Top of Text under study
We identified 10 interventions (22945 subjects in total) that assessed purchase perception/intention (Table 2). In relation to the study variable, the NPSs analyzed were 5C (n=6), MTL (n=6), warnings system (n=3), HSR (n=3), GDA (n=2), reference intakes (RI) (n=2), seal of approval (n=1) and hybrid (n=1). The interventions lasted between 4 and 40 weeks. 5 of these studies were conducted in a controlled intervention environment using an online supermarket methodology (32,33,35,36,39). Another 3 used online surveys, two of them through a smartphone application (34,37) and the remaining one used a survey platform (38). Finally, two studies carried out their intervention from a shopping laboratory, where the participants' choices were filmed (31,40), the particularity was that one carried out its experiment in the field, that is, in a supermarket (40).

In relation to the 6 (31-33,38-40) studies that evaluated the effects of NPS-5C or NutriScore, 5 reported that the use of this NPS allowed to identify significantly (p<0.05) the highest nutritional quality of the purchase (31-33,39,40), compared to the control group. In addition, these investigations showed that the use of NutriScore on the front of the package led to a lower content of TFA (32), SFA (32,33,39), sodium (32,33), calories (33,39), fiber and protein and an increase in the amount of fruits and vegetables (33) (all p<0.05) in the shopping cart compared to NPS- GDA, seal of approval, no nutrition label, MTL (32) and reference intakes(33,39). Julia et al (31) reported that the use of NPS-5C plus a brochure explaining its use led to a better-quality purchase for sweet cookies compared to the control group.

Regarding the 4 interventions that used NPS-HSR, MTL and warning system, all studies showed positive results with one of these NPS. Jauregui et al (35) showed that the NPS-MTL and warnings are more effective in guiding healthy food choices with respect to GDA. Similarly, Blitstein et al (36) reported that the healthy shopping index had a higher score with the MTL and HSR, with respect to the non-incorporation of an NPS on the food label. In addition, Franco- Arellano (34) showed regarding the purchase of less healthy beverages, that the use of the NPS-MTL, HSR and warning system on the front of the package decreased their purchase intentions and that HSR promoted the perception more negative, followed by the warning system and the MTL, compared to the control (p≤0.001). Finally, Vanderlee et al (37) found that purchase intentions were greatly suppressed when the NPS-MTL had at least two red lights, the HSR two or fewer stars, and two warning symbols.

Figure 4 summarizes the main results of the perception/purchase intention.

Discussion

This study, a systematic review on the effect of NPSs on the front of the package in food selection during purchases, provides convincing results of the beneficial influence of the use of NPSs, as it would guide the consumer to healthier food choices at the time of purchase.
Bottom of Text under study
Pick up the passage on front-of-package nutrition labels and purchasing after its last sentence and keep writing the discussion section. You will not need the records for this work.
Top of Source information
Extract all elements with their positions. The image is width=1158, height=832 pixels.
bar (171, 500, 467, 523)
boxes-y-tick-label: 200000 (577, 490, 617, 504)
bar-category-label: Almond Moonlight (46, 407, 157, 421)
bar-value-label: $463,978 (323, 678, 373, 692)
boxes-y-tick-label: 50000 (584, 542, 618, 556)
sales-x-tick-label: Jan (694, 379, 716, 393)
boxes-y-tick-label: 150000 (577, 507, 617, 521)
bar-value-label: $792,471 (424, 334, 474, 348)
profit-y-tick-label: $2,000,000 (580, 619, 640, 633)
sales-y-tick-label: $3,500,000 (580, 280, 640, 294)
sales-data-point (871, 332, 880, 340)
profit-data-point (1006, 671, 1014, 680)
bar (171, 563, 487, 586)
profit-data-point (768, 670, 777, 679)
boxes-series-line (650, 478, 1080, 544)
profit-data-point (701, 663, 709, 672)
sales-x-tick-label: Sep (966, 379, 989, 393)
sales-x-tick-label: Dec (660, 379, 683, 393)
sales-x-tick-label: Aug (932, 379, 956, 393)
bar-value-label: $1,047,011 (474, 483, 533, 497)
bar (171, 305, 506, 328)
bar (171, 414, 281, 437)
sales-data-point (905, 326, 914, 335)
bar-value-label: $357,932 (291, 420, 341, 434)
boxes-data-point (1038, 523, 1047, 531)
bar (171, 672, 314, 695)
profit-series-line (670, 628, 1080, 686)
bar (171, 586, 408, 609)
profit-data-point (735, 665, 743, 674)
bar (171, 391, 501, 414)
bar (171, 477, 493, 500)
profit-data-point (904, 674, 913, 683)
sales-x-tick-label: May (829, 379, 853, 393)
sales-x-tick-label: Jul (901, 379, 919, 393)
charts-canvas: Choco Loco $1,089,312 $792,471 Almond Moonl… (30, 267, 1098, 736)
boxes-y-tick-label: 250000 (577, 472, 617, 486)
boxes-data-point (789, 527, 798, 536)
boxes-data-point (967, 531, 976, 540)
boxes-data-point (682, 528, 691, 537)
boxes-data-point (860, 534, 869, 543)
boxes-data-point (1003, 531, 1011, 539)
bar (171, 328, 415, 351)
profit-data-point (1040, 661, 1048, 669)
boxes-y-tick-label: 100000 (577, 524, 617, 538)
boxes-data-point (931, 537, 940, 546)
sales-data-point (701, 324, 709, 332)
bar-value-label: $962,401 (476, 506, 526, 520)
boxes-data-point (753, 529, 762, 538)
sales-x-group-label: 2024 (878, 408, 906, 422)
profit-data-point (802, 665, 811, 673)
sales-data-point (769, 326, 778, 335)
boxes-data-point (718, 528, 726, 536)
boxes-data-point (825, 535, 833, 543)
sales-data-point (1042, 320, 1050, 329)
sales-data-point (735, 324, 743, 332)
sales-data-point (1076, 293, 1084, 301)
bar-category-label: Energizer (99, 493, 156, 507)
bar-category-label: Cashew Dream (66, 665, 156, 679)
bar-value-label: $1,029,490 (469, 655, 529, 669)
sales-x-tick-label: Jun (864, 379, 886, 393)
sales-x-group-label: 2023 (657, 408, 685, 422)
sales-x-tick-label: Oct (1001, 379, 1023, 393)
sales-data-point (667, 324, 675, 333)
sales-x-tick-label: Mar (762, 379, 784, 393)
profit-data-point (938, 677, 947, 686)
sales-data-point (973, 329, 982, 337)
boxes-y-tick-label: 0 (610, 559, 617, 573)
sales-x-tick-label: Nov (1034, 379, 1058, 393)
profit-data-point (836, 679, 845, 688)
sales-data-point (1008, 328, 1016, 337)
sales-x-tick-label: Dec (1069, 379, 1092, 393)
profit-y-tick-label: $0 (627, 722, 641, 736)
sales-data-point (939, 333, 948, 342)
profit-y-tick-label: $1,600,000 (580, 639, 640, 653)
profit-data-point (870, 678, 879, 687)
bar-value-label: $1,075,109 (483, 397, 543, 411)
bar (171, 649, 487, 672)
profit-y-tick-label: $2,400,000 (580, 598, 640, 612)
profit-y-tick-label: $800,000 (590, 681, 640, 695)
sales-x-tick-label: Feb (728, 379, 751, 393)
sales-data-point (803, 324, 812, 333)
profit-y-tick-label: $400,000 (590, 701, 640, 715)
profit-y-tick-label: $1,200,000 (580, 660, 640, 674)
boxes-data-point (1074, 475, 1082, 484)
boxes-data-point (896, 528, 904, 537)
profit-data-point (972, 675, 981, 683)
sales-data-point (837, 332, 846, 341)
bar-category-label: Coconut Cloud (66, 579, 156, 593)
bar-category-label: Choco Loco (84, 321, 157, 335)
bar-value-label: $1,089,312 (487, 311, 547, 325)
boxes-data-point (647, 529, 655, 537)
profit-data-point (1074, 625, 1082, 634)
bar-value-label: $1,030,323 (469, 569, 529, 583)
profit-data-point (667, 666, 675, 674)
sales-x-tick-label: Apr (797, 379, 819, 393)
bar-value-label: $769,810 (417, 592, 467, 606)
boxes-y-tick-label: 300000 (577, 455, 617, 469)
Bottom of Source information
**Result:**
We identified 14 relevant and adequate studies published from 2016 to 2022. These studies provided evidence from 29838 people from various countries. A variety of NPSs were evaluated, including stoplights, NutriScore, health star ratings, guideline daily amount, warning system, and seal of approval.

When studying the experimental interventions according to the response variable, it is observed that when the actual purchase and the perception of purchase were analyzed, the warning system led to healthier purchases. This may be because the graphic used is often associated with "danger" due to the use of symbols (eg, octagon, stop sign), color (black and white), and warning texts, this NPS attracts attention to consumers efficiently, and therefore requires less time to process the information (41-43). On the other hand, the warning system presents as a novel characteristic that it uses the absence of warning stamps to indicate the healthiness of a product (37). In this way, they could avoid misperceptions of consumers towards some products described as “healthy” by manufacturers, reducing the possible “halo effect” (34).

This review showed positive effects of the NPS-HSR on food purchase when perception of purchase was assessed, while the effects were mixed when purchase was actual. The HSR system is useful for comparing the nutrient profile of products within a single food category, but not between them (37,44). There is empirical evidence on the effectiveness of the HSR for the identification of products of higher nutritional quality (45,46), it would be that this type of NPS corresponds to the category of interpretative ones that use summary indicators (17). The HSR has also been shown to elicit more accurate perceptions of unhealthy food items, thus avoiding positivity bias (47). Evidence indicates that interpretive NPSs have relatively small effects on consumer food choices at the population level. The use of these NPSs on the front of the package could achieve greater effects if implemented in the real world for a longer time and accompanied by educational campaigns on their use (27).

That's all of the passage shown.